* GIVEN INFORMATION

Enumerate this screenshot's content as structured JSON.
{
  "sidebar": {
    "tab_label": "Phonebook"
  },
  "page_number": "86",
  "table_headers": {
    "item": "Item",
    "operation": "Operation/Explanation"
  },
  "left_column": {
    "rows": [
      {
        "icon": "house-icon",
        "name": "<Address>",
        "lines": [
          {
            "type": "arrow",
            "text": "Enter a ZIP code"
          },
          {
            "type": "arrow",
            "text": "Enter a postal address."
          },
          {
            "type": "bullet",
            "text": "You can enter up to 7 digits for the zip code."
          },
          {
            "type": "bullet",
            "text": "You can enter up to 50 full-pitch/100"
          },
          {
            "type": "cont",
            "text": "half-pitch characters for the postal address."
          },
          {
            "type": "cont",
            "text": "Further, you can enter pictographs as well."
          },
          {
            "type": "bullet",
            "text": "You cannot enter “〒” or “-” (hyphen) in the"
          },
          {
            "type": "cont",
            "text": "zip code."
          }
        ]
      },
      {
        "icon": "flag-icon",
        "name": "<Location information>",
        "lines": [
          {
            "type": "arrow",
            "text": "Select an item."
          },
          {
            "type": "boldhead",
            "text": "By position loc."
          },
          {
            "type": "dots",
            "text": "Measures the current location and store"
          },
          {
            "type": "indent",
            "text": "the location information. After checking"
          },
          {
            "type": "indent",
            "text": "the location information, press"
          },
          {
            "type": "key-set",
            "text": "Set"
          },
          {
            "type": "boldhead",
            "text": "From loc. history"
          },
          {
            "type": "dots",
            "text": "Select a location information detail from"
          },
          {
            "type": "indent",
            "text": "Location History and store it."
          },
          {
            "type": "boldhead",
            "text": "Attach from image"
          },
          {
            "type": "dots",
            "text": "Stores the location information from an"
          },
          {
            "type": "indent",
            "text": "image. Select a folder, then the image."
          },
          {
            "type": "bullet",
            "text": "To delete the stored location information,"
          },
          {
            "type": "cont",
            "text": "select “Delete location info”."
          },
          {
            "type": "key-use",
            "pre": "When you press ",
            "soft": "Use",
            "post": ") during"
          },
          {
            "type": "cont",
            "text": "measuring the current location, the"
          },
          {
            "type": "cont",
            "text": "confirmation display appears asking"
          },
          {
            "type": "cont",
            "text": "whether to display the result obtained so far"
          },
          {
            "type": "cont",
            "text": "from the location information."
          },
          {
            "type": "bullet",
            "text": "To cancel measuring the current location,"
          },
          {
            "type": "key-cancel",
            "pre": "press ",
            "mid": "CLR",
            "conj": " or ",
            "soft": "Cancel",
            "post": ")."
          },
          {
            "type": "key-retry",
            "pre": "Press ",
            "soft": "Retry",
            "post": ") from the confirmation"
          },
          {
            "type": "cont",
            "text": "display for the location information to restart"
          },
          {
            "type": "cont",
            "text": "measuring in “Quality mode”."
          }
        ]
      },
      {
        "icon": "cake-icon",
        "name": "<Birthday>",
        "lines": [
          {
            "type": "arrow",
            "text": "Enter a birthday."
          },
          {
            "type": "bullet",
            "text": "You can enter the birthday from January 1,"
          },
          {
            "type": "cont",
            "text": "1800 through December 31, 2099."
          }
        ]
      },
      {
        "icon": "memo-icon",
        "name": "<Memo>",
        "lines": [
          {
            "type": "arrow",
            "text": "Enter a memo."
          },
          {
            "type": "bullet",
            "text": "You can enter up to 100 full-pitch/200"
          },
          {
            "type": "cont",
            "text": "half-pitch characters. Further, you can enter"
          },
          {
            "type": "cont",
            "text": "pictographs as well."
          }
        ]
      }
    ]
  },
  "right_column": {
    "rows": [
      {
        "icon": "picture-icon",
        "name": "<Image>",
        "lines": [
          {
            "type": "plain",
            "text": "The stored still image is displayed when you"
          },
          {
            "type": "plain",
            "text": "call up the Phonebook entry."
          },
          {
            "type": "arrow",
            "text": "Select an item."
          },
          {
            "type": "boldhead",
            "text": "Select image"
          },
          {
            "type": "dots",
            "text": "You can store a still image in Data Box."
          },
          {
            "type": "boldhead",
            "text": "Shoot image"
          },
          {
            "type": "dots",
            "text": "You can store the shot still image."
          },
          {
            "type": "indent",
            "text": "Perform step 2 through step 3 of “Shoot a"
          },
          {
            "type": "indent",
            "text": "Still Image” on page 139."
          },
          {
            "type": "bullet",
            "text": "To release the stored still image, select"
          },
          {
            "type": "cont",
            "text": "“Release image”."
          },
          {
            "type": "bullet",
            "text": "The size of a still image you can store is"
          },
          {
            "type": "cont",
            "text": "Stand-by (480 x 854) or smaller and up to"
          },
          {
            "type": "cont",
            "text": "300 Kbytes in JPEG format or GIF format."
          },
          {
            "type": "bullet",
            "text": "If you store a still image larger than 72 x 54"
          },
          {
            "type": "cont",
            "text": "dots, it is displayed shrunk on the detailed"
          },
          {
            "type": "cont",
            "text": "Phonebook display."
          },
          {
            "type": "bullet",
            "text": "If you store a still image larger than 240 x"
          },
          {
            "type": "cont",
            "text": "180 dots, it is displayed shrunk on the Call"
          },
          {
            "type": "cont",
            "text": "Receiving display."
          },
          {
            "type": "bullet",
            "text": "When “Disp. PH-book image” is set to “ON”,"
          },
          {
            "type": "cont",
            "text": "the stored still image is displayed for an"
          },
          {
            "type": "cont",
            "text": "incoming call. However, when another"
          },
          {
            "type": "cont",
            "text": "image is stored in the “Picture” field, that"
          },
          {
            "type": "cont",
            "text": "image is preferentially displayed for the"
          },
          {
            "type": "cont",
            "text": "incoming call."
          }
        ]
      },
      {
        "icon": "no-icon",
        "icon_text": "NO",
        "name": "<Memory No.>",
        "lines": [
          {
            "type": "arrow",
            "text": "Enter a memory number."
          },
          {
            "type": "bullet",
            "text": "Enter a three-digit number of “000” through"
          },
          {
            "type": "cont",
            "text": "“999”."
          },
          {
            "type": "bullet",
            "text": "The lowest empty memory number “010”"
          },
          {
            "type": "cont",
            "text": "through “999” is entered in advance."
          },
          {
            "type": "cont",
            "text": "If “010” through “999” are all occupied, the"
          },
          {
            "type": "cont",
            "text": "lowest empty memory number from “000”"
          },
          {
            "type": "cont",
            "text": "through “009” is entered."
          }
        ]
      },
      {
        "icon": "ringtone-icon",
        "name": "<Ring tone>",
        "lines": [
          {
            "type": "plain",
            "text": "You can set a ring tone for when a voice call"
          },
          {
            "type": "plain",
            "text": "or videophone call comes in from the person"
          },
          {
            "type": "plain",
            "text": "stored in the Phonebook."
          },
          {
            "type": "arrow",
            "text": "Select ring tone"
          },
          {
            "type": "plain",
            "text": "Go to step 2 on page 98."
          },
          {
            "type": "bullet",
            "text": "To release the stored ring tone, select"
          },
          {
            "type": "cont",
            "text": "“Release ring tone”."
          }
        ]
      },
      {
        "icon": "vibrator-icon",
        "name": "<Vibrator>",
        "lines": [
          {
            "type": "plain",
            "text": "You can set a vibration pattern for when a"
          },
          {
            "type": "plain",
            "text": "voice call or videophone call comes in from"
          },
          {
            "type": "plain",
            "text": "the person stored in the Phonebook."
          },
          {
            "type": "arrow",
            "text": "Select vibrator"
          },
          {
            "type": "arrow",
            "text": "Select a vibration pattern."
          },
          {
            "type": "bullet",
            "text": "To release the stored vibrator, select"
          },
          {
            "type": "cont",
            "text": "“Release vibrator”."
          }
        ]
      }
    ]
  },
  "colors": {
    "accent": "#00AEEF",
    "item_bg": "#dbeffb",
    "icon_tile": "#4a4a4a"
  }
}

* EXERCISE
Write out all of the records above exactly as they appear.

* EXERCISE SOLUTION
Enumerate this screenshot's content as structured JSON.
{
  "sidebar": {
    "tab_label": "Phonebook"
  },
  "page_number": "86",
  "table_headers": {
    "item": "Item",
    "operation": "Operation/Explanation"
  },
  "left_column": {
    "rows": [
      {
        "icon": "house-icon",
        "name": "<Address>",
        "lines": [
          {
            "type": "arrow",
            "text": "Enter a ZIP code"
          },
          {
            "type": "arrow",
            "text": "Enter a postal address."
          },
          {
            "type": "bullet",
            "text": "You can enter up to 7 digits for the zip code."
          },
          {
            "type": "bullet",
            "text": "You can enter up to 50 full-pitch/100"
          },
          {
            "type": "cont",
            "text": "half-pitch characters for the postal address."
          },
          {
            "type": "cont",
            "text": "Further, you can enter pictographs as well."
          },
          {
            "type": "bullet",
            "text": "You cannot enter “〒” or “-” (hyphen) in the"
          },
          {
            "type": "cont",
            "text": "zip code."
          }
        ]
      },
      {
        "icon": "flag-icon",
        "name": "<Location information>",
        "lines": [
          {
            "type": "arrow",
            "text": "Select an item."
          },
          {
            "type": "boldhead",
            "text": "By position loc."
          },
          {
            "type": "dots",
            "text": "Measures the current location and store"
          },
          {
            "type": "indent",
            "text": "the location information. After checking"
          },
          {
            "type": "indent",
            "text": "the location information, press"
          },
          {
            "type": "key-set",
            "text": "Set"
          },
          {
            "type": "boldhead",
            "text": "From loc. history"
          },
          {
            "type": "dots",
            "text": "Select a location information detail from"
          },
          {
            "type": "indent",
            "text": "Location History and store it."
          },
          {
            "type": "boldhead",
            "text": "Attach from image"
          },
          {
            "type": "dots",
            "text": "Stores the location information from an"
          },
          {
            "type": "indent",
            "text": "image. Select a folder, then the image."
          },
          {
            "type": "bullet",
            "text": "To delete the stored location information,"
          },
          {
            "type": "cont",
            "text": "select “Delete location info”."
          },
          {
            "type": "key-use",
            "pre": "When you press ",
            "soft": "Use",
            "post": ") during"
          },
          {
            "type": "cont",
            "text": "measuring the current location, the"
          },
          {
            "type": "cont",
            "text": "confirmation display appears asking"
          },
          {
            "type": "cont",
            "text": "whether to display the result obtained so far"
          },
          {
            "type": "cont",
            "text": "from the location information."
          },
          {
            "type": "bullet",
            "text": "To cancel measuring the current location,"
          },
          {
            "type": "key-cancel",
            "pre": "press ",
            "mid": "CLR",
            "conj": " or ",
            "soft": "Cancel",
            "post": ")."
          },
          {
            "type": "key-retry",
            "pre": "Press ",
            "soft": "Retry",
            "post": ") from the confirmation"
          },
          {
            "type": "cont",
            "text": "display for the location information to restart"
          },
          {
            "type": "cont",
            "text": "measuring in “Quality mode”."
          }
        ]
      },
      {
        "icon": "cake-icon",
        "name": "<Birthday>",
        "lines": [
          {
            "type": "arrow",
            "text": "Enter a birthday."
          },
          {
            "type": "bullet",
            "text": "You can enter the birthday from January 1,"
          },
          {
            "type": "cont",
            "text": "1800 through December 31, 2099."
          }
        ]
      },
      {
        "icon": "memo-icon",
        "name": "<Memo>",
        "lines": [
          {
            "type": "arrow",
            "text": "Enter a memo."
          },
          {
            "type": "bullet",
            "text": "You can enter up to 100 full-pitch/200"
          },
          {
            "type": "cont",
            "text": "half-pitch characters. Further, you can enter"
          },
          {
            "type": "cont",
            "text": "pictographs as well."
          }
        ]
      }
    ]
  },
  "right_column": {
    "rows": [
      {
        "icon": "picture-icon",
        "name": "<Image>",
        "lines": [
          {
            "type": "plain",
            "text": "The stored still image is displayed when you"
          },
          {
            "type": "plain",
            "text": "call up the Phonebook entry."
          },
          {
            "type": "arrow",
            "text": "Select an item."
          },
          {
            "type": "boldhead",
            "text": "Select image"
          },
          {
            "type": "dots",
            "text": "You can store a still image in Data Box."
          },
          {
            "type": "boldhead",
            "text": "Shoot image"
          },
          {
            "type": "dots",
            "text": "You can store the shot still image."
          },
          {
            "type": "indent",
            "text": "Perform step 2 through step 3 of “Shoot a"
          },
          {
            "type": "indent",
            "text": "Still Image” on page 139."
          },
          {
            "type": "bullet",
            "text": "To release the stored still image, select"
          },
          {
            "type": "cont",
            "text": "“Release image”."
          },
          {
            "type": "bullet",
            "text": "The size of a still image you can store is"
          },
          {
            "type": "cont",
            "text": "Stand-by (480 x 854) or smaller and up to"
          },
          {
            "type": "cont",
            "text": "300 Kbytes in JPEG format or GIF format."
          },
          {
            "type": "bullet",
            "text": "If you store a still image larger than 72 x 54"
          },
          {
            "type": "cont",
            "text": "dots, it is displayed shrunk on the detailed"
          },
          {
            "type": "cont",
            "text": "Phonebook display."
          },
          {
            "type": "bullet",
            "text": "If you store a still image larger than 240 x"
          },
          {
            "type": "cont",
            "text": "180 dots, it is displayed shrunk on the Call"
          },
          {
            "type": "cont",
            "text": "Receiving display."
          },
          {
            "type": "bullet",
            "text": "When “Disp. PH-book image” is set to “ON”,"
          },
          {
            "type": "cont",
            "text": "the stored still image is displayed for an"
          },
          {
            "type": "cont",
            "text": "incoming call. However, when another"
          },
          {
            "type": "cont",
            "text": "image is stored in the “Picture” field, that"
          },
          {
            "type": "cont",
            "text": "image is preferentially displayed for the"
          },
          {
            "type": "cont",
            "text": "incoming call."
          }
        ]
      },
      {
        "icon": "no-icon",
        "icon_text": "NO",
        "name": "<Memory No.>",
        "lines": [
          {
            "type": "arrow",
            "text": "Enter a memory number."
          },
          {
            "type": "bullet",
            "text": "Enter a three-digit number of “000” through"
          },
          {
            "type": "cont",
            "text": "“999”."
          },
          {
            "type": "bullet",
            "text": "The lowest empty memory number “010”"
          },
          {
            "type": "cont",
            "text": "through “999” is entered in advance."
          },
          {
            "type": "cont",
            "text": "If “010” through “999” are all occupied, the"
          },
          {
            "type": "cont",
            "text": "lowest empty memory number from “000”"
          },
          {
            "type": "cont",
            "text": "through “009” is entered."
          }
        ]
      },
      {
        "icon": "ringtone-icon",
        "name": "<Ring tone>",
        "lines": [
          {
            "type": "plain",
            "text": "You can set a ring tone for when a voice call"
          },
          {
            "type": "plain",
            "text": "or videophone call comes in from the person"
          },
          {
            "type": "plain",
            "text": "stored in the Phonebook."
          },
          {
            "type": "arrow",
            "text": "Select ring tone"
          },
          {
            "type": "plain",
            "text": "Go to step 2 on page 98."
          },
          {
            "type": "bullet",
            "text": "To release the stored ring tone, select"
          },
          {
            "type": "cont",
            "text": "“Release ring tone”."
          }
        ]
      },
      {
        "icon": "vibrator-icon",
        "name": "<Vibrator>",
        "lines": [
          {
            "type": "plain",
            "text": "You can set a vibration pattern for when a"
          },
          {
            "type": "plain",
            "text": "voice call or videophone call comes in from"
          },
          {
            "type": "plain",
            "text": "the person stored in the Phonebook."
          },
          {
            "type": "arrow",
            "text": "Select vibrator"
          },
          {
            "type": "arrow",
            "text": "Select a vibration pattern."
          },
          {
            "type": "bullet",
            "text": "To release the stored vibrator, select"
          },
          {
            "type": "cont",
            "text": "“Release vibrator”."
          }
        ]
      }
    ]
  },
  "colors": {
    "accent": "#00AEEF",
    "item_bg": "#dbeffb",
    "icon_tile": "#4a4a4a"
  }
}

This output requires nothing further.